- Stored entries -
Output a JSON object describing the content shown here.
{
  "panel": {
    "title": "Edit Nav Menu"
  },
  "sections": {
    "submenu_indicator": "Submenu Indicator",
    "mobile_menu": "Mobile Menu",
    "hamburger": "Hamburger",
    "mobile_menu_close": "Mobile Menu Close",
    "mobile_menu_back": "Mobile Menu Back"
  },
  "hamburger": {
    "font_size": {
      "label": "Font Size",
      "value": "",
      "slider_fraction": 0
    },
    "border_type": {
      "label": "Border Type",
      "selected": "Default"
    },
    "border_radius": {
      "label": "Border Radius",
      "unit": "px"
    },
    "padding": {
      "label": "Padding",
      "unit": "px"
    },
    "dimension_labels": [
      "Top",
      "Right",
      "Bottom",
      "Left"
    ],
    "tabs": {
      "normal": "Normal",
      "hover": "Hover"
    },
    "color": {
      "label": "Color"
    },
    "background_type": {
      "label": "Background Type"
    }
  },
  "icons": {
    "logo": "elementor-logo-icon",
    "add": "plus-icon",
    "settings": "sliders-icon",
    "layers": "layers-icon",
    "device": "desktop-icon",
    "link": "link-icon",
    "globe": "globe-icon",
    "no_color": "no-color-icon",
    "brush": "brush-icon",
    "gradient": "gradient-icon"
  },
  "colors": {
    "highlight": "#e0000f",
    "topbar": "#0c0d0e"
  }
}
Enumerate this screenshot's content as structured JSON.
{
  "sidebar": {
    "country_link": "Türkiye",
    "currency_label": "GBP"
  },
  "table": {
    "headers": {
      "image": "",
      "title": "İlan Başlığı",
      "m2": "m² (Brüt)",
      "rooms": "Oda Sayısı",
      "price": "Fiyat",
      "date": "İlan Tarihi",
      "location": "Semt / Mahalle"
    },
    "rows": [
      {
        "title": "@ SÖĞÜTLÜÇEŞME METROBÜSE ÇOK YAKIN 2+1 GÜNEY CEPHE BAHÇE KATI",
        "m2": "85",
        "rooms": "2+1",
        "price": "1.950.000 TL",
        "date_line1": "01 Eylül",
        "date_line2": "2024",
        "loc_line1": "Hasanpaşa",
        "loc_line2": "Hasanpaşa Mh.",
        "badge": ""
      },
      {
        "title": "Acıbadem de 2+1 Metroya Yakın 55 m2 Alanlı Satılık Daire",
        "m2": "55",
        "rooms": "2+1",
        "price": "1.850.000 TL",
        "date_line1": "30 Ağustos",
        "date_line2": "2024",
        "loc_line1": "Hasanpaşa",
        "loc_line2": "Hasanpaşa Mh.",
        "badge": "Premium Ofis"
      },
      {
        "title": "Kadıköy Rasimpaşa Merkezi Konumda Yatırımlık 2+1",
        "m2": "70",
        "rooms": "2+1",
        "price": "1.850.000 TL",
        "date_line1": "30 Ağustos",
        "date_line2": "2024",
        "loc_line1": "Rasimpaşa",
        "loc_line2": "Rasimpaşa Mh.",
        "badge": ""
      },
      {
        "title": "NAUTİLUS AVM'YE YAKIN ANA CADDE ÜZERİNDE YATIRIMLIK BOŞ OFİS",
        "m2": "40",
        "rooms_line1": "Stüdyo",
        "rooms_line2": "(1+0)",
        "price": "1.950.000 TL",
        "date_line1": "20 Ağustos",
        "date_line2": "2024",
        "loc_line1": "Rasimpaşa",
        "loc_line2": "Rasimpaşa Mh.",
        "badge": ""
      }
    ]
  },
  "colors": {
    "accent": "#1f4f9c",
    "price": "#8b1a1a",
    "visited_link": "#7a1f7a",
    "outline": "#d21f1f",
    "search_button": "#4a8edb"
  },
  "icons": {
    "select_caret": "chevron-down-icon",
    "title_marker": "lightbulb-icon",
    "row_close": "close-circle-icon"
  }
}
--
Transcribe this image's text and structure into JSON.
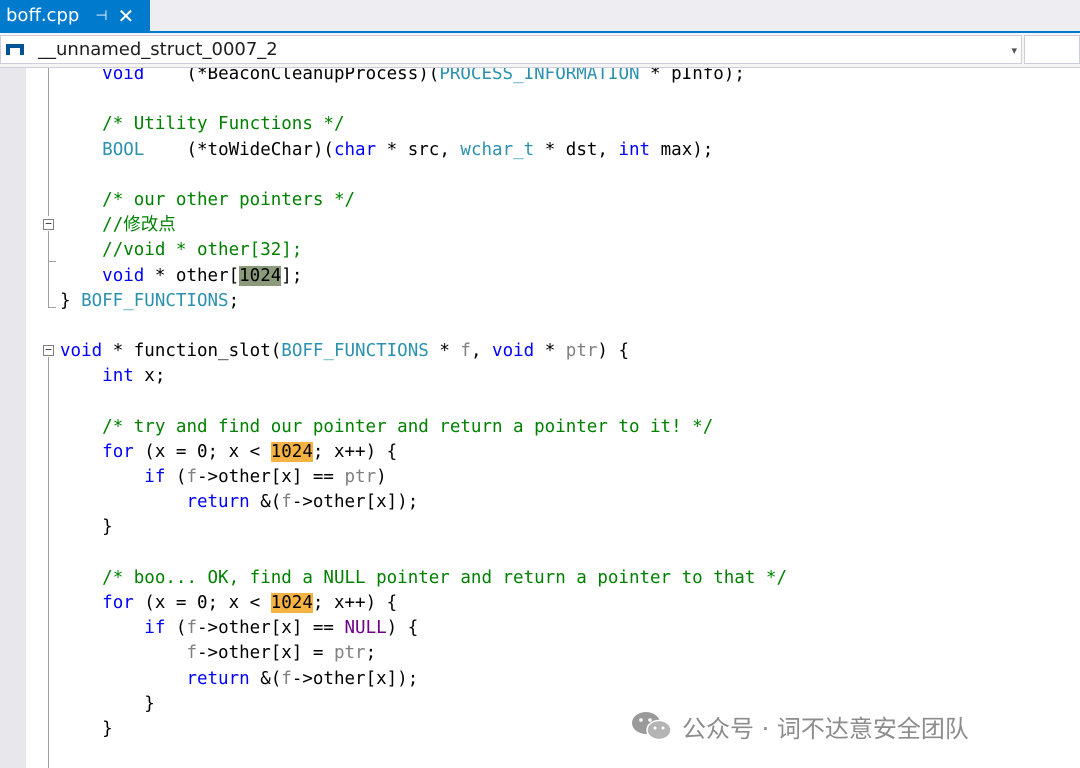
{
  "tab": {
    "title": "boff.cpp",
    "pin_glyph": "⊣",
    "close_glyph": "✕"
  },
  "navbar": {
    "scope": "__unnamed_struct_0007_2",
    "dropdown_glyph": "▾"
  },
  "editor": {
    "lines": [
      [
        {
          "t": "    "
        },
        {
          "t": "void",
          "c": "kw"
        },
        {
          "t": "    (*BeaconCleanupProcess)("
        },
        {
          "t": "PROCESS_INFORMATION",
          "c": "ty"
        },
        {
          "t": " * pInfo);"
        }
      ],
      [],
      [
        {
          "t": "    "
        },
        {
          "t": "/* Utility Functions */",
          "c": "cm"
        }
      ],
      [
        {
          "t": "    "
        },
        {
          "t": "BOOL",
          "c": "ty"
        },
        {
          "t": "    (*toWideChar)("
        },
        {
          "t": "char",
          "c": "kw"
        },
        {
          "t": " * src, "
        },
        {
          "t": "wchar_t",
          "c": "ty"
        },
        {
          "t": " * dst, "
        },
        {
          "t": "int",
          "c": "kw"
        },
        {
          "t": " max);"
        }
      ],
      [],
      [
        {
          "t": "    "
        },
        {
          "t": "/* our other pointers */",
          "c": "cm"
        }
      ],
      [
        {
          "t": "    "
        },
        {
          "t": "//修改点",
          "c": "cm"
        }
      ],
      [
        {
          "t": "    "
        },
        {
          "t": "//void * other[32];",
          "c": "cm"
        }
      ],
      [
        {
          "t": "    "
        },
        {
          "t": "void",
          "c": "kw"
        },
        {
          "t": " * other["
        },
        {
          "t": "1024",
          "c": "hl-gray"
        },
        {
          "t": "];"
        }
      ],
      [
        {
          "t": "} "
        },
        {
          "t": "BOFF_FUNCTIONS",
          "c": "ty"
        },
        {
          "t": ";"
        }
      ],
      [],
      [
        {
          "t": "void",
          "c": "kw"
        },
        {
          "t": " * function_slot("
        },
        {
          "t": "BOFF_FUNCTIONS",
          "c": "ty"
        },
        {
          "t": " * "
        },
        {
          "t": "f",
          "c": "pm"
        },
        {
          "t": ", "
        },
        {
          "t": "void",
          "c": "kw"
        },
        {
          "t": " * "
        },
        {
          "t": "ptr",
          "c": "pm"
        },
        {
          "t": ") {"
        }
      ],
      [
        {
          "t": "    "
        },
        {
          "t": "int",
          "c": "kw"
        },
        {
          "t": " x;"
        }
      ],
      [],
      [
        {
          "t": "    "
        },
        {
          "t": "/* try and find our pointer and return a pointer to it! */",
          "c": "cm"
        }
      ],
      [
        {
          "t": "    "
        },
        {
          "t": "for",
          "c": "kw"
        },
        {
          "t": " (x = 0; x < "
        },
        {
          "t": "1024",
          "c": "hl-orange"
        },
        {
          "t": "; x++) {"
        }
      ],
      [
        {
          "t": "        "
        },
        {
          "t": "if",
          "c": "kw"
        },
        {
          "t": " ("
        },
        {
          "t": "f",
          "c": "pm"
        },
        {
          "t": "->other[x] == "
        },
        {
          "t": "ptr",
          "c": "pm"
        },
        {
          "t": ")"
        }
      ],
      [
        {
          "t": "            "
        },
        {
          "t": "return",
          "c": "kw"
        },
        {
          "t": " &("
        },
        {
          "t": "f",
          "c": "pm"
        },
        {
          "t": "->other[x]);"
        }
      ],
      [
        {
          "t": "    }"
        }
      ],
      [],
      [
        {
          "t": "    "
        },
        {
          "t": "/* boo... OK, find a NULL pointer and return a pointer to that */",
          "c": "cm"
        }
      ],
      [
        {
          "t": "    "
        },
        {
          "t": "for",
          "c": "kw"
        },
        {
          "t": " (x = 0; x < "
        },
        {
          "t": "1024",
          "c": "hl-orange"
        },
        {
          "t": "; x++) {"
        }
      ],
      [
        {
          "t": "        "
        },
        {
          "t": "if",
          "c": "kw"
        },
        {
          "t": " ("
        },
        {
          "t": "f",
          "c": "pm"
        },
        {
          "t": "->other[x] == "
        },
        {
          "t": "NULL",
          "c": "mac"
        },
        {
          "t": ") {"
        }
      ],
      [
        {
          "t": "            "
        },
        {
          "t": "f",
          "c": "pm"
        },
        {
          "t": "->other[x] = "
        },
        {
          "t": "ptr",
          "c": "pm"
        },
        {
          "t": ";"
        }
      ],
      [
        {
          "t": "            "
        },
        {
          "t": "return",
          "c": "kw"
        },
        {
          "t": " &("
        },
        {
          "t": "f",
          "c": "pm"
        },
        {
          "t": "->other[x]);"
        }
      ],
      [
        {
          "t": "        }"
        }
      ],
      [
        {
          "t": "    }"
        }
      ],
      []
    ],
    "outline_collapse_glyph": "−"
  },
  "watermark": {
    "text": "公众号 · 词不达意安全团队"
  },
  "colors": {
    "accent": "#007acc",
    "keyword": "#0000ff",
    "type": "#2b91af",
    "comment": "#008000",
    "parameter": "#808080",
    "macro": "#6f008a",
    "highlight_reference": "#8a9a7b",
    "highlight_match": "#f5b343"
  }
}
...
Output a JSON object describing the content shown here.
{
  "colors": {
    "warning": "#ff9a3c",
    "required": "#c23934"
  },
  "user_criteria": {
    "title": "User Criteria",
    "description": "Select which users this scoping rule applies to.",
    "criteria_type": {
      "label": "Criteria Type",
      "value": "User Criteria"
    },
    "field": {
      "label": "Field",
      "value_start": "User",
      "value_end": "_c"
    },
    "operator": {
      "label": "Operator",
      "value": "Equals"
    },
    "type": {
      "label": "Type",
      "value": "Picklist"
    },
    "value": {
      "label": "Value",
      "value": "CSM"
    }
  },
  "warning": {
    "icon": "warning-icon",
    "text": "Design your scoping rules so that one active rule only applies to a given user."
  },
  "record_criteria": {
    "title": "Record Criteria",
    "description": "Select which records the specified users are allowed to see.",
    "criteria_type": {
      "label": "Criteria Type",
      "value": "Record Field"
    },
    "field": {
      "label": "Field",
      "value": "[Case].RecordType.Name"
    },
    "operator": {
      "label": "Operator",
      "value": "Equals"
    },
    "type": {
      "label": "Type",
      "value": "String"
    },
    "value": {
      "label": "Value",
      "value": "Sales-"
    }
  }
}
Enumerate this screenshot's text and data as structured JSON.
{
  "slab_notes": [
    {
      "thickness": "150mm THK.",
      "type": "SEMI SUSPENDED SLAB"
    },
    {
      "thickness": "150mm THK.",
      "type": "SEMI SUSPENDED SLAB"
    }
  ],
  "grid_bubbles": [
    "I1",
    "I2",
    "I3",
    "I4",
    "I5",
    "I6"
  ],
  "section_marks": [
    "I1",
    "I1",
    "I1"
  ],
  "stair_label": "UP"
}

- Brief -
Copy out every line from the material above in which the word "image" appears.

- Reply -
      "image": "",
Transcribe this image's text and structure into JSON.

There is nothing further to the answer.